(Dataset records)
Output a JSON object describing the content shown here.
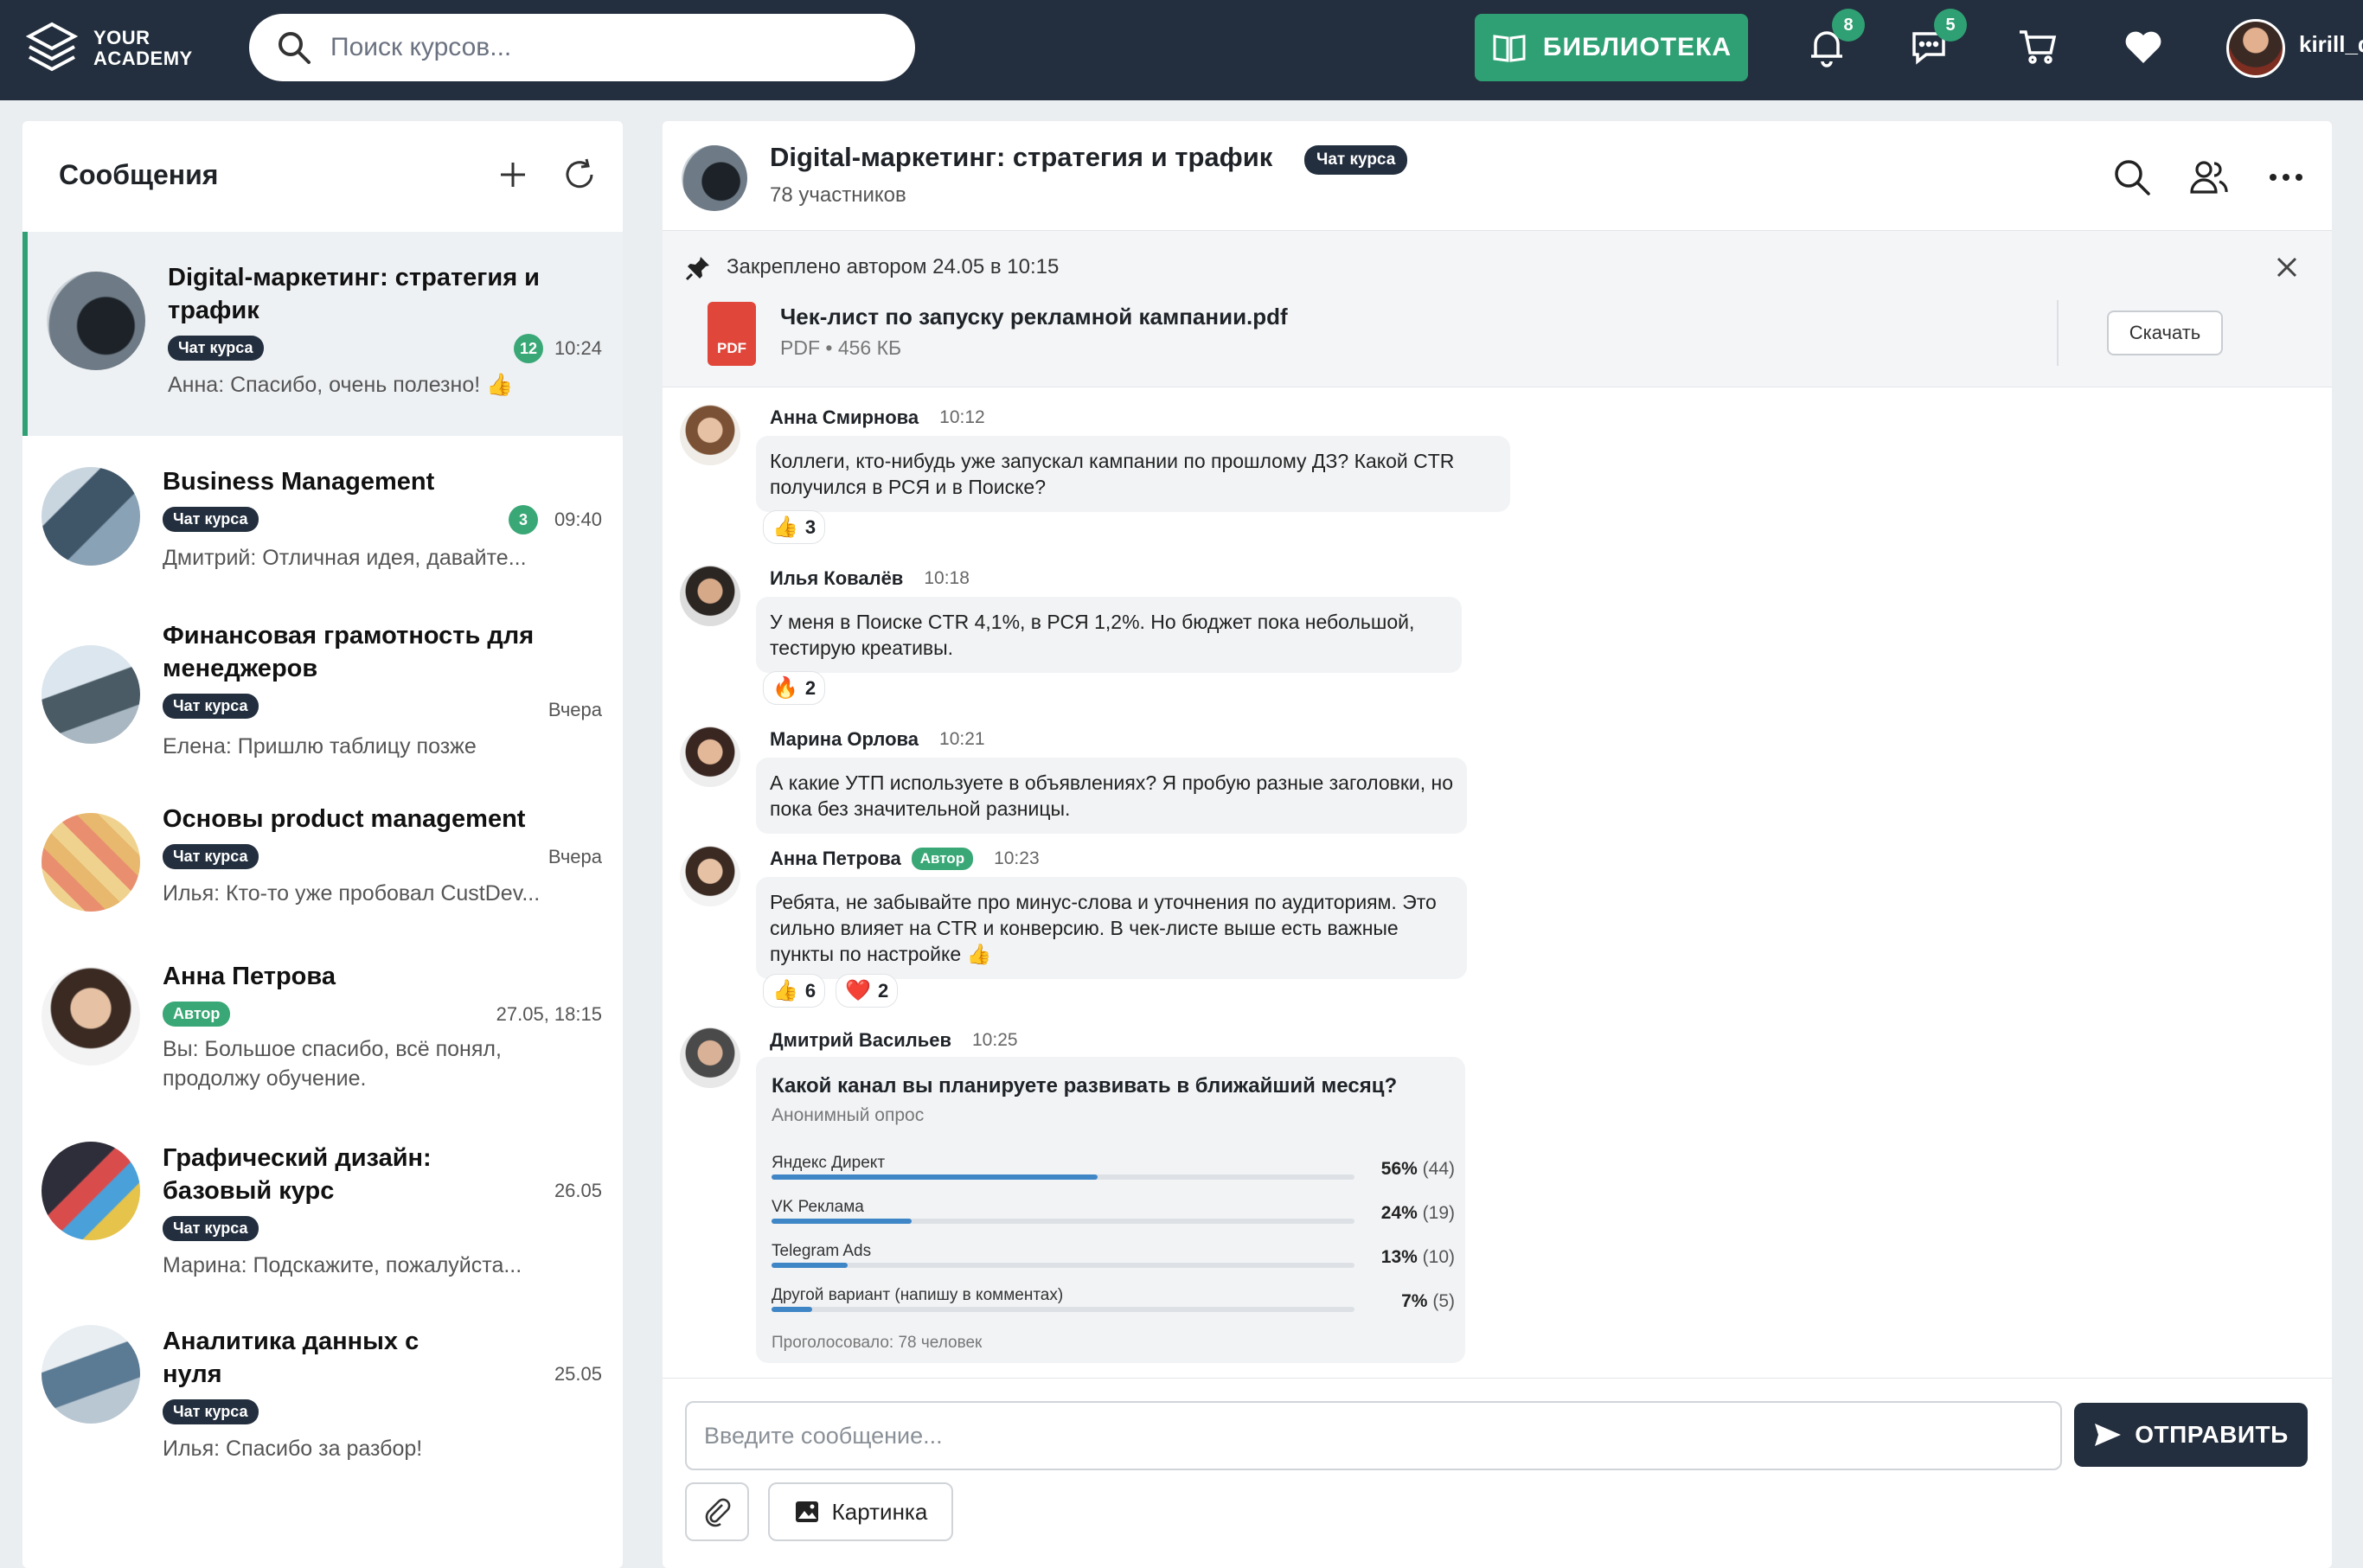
{
  "header": {
    "logo_line1": "YOUR",
    "logo_line2": "ACADEMY",
    "search_placeholder": "Поиск курсов...",
    "library_label": "БИБЛИОТЕКА",
    "notifications_count": "8",
    "messages_count": "5",
    "username": "kirill_d"
  },
  "sidebar": {
    "title": "Сообщения",
    "conversations": [
      {
        "name": "Digital-маркетинг: стратегия и трафик",
        "tag": "Чат курса",
        "unread": "12",
        "time": "10:24",
        "preview": "Анна: Спасибо, очень полезно! 👍"
      },
      {
        "name": "Business Management",
        "tag": "Чат курса",
        "unread": "3",
        "time": "09:40",
        "preview": "Дмитрий: Отличная идея, давайте..."
      },
      {
        "name": "Финансовая грамотность для менеджеров",
        "tag": "Чат курса",
        "time": "Вчера",
        "preview": "Елена: Пришлю таблицу позже"
      },
      {
        "name": "Основы product management",
        "tag": "Чат курса",
        "time": "Вчера",
        "preview": "Илья: Кто-то уже пробовал CustDev..."
      },
      {
        "name": "Анна Петрова",
        "tag": "Автор",
        "time": "27.05, 18:15",
        "preview": "Вы: Большое спасибо, всё понял, продолжу обучение."
      },
      {
        "name": "Графический дизайн: базовый курс",
        "tag": "Чат курса",
        "time": "26.05",
        "preview": "Марина: Подскажите, пожалуйста..."
      },
      {
        "name": "Аналитика данных с нуля",
        "tag": "Чат курса",
        "time": "25.05",
        "preview": "Илья: Спасибо за разбор!"
      }
    ]
  },
  "chat": {
    "title": "Digital-маркетинг: стратегия и трафик",
    "tag": "Чат курса",
    "members": "78 участников",
    "pinned": {
      "label": "Закреплено автором 24.05 в 10:15",
      "file_name": "Чек-лист по запуску рекламной кампании.pdf",
      "file_meta": "PDF • 456 КБ",
      "file_type": "PDF",
      "download_label": "Скачать"
    },
    "messages": [
      {
        "author": "Анна Смирнова",
        "time": "10:12",
        "text": "Коллеги, кто-нибудь уже запускал кампании по прошлому ДЗ? Какой CTR получился в РСЯ и в Поиске?",
        "reactions": [
          {
            "emoji": "👍",
            "count": "3"
          }
        ]
      },
      {
        "author": "Илья Ковалёв",
        "time": "10:18",
        "text": "У меня в Поиске CTR 4,1%, в РСЯ 1,2%. Но бюджет пока небольшой, тестирую креативы.",
        "reactions": [
          {
            "emoji": "🔥",
            "count": "2"
          }
        ]
      },
      {
        "author": "Марина Орлова",
        "time": "10:21",
        "text": "А какие УТП используете в объявлениях? Я пробую разные заголовки, но пока без значительной разницы.",
        "reactions": []
      },
      {
        "author": "Анна Петрова",
        "author_tag": "Автор",
        "time": "10:23",
        "text": "Ребята, не забывайте про минус-слова и уточнения по аудиториям. Это сильно влияет на CTR и конверсию. В чек-листе выше есть важные пункты по настройке 👍",
        "reactions": [
          {
            "emoji": "👍",
            "count": "6"
          },
          {
            "emoji": "❤️",
            "count": "2"
          }
        ]
      },
      {
        "author": "Дмитрий Васильев",
        "time": "10:25"
      }
    ],
    "poll": {
      "question": "Какой канал вы планируете развивать в ближайший месяц?",
      "subtitle": "Анонимный опрос",
      "options": [
        {
          "label": "Яндекс Директ",
          "percent": "56%",
          "votes": "(44)",
          "share": 0.56
        },
        {
          "label": "VK Реклама",
          "percent": "24%",
          "votes": "(19)",
          "share": 0.24
        },
        {
          "label": "Telegram Ads",
          "percent": "13%",
          "votes": "(10)",
          "share": 0.13
        },
        {
          "label": "Другой вариант (напишу в комментах)",
          "percent": "7%",
          "votes": "(5)",
          "share": 0.07
        }
      ],
      "footer": "Проголосовало: 78 человек"
    },
    "composer": {
      "placeholder": "Введите сообщение...",
      "send_label": "ОТПРАВИТЬ",
      "image_label": "Картинка"
    }
  },
  "colors": {
    "accent": "#2fa073",
    "dark": "#232f3e",
    "poll_bar": "#3f86c7"
  }
}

# TO DO:
Output the full set of records above without changing a word, and drop the images.

# SOLUTION FOR THIS TASK:
Output a JSON object describing the content shown here.
{
  "header": {
    "logo_line1": "YOUR",
    "logo_line2": "ACADEMY",
    "search_placeholder": "Поиск курсов...",
    "library_label": "БИБЛИОТЕКА",
    "notifications_count": "8",
    "messages_count": "5",
    "username": "kirill_d"
  },
  "sidebar": {
    "title": "Сообщения",
    "conversations": [
      {
        "name": "Digital-маркетинг: стратегия и трафик",
        "tag": "Чат курса",
        "unread": "12",
        "time": "10:24",
        "preview": "Анна: Спасибо, очень полезно! 👍"
      },
      {
        "name": "Business Management",
        "tag": "Чат курса",
        "unread": "3",
        "time": "09:40",
        "preview": "Дмитрий: Отличная идея, давайте..."
      },
      {
        "name": "Финансовая грамотность для менеджеров",
        "tag": "Чат курса",
        "time": "Вчера",
        "preview": "Елена: Пришлю таблицу позже"
      },
      {
        "name": "Основы product management",
        "tag": "Чат курса",
        "time": "Вчера",
        "preview": "Илья: Кто-то уже пробовал CustDev..."
      },
      {
        "name": "Анна Петрова",
        "tag": "Автор",
        "time": "27.05, 18:15",
        "preview": "Вы: Большое спасибо, всё понял, продолжу обучение."
      },
      {
        "name": "Графический дизайн: базовый курс",
        "tag": "Чат курса",
        "time": "26.05",
        "preview": "Марина: Подскажите, пожалуйста..."
      },
      {
        "name": "Аналитика данных с нуля",
        "tag": "Чат курса",
        "time": "25.05",
        "preview": "Илья: Спасибо за разбор!"
      }
    ]
  },
  "chat": {
    "title": "Digital-маркетинг: стратегия и трафик",
    "tag": "Чат курса",
    "members": "78 участников",
    "pinned": {
      "label": "Закреплено автором 24.05 в 10:15",
      "file_name": "Чек-лист по запуску рекламной кампании.pdf",
      "file_meta": "PDF • 456 КБ",
      "file_type": "PDF",
      "download_label": "Скачать"
    },
    "messages": [
      {
        "author": "Анна Смирнова",
        "time": "10:12",
        "text": "Коллеги, кто-нибудь уже запускал кампании по прошлому ДЗ? Какой CTR получился в РСЯ и в Поиске?",
        "reactions": [
          {
            "emoji": "👍",
            "count": "3"
          }
        ]
      },
      {
        "author": "Илья Ковалёв",
        "time": "10:18",
        "text": "У меня в Поиске CTR 4,1%, в РСЯ 1,2%. Но бюджет пока небольшой, тестирую креативы.",
        "reactions": [
          {
            "emoji": "🔥",
            "count": "2"
          }
        ]
      },
      {
        "author": "Марина Орлова",
        "time": "10:21",
        "text": "А какие УТП используете в объявлениях? Я пробую разные заголовки, но пока без значительной разницы.",
        "reactions": []
      },
      {
        "author": "Анна Петрова",
        "author_tag": "Автор",
        "time": "10:23",
        "text": "Ребята, не забывайте про минус-слова и уточнения по аудиториям. Это сильно влияет на CTR и конверсию. В чек-листе выше есть важные пункты по настройке 👍",
        "reactions": [
          {
            "emoji": "👍",
            "count": "6"
          },
          {
            "emoji": "❤️",
            "count": "2"
          }
        ]
      },
      {
        "author": "Дмитрий Васильев",
        "time": "10:25"
      }
    ],
    "poll": {
      "question": "Какой канал вы планируете развивать в ближайший месяц?",
      "subtitle": "Анонимный опрос",
      "options": [
        {
          "label": "Яндекс Директ",
          "percent": "56%",
          "votes": "(44)",
          "share": 0.56
        },
        {
          "label": "VK Реклама",
          "percent": "24%",
          "votes": "(19)",
          "share": 0.24
        },
        {
          "label": "Telegram Ads",
          "percent": "13%",
          "votes": "(10)",
          "share": 0.13
        },
        {
          "label": "Другой вариант (напишу в комментах)",
          "percent": "7%",
          "votes": "(5)",
          "share": 0.07
        }
      ],
      "footer": "Проголосовало: 78 человек"
    },
    "composer": {
      "placeholder": "Введите сообщение...",
      "send_label": "ОТПРАВИТЬ",
      "image_label": "Картинка"
    }
  },
  "colors": {
    "accent": "#2fa073",
    "dark": "#232f3e",
    "poll_bar": "#3f86c7"
  }
}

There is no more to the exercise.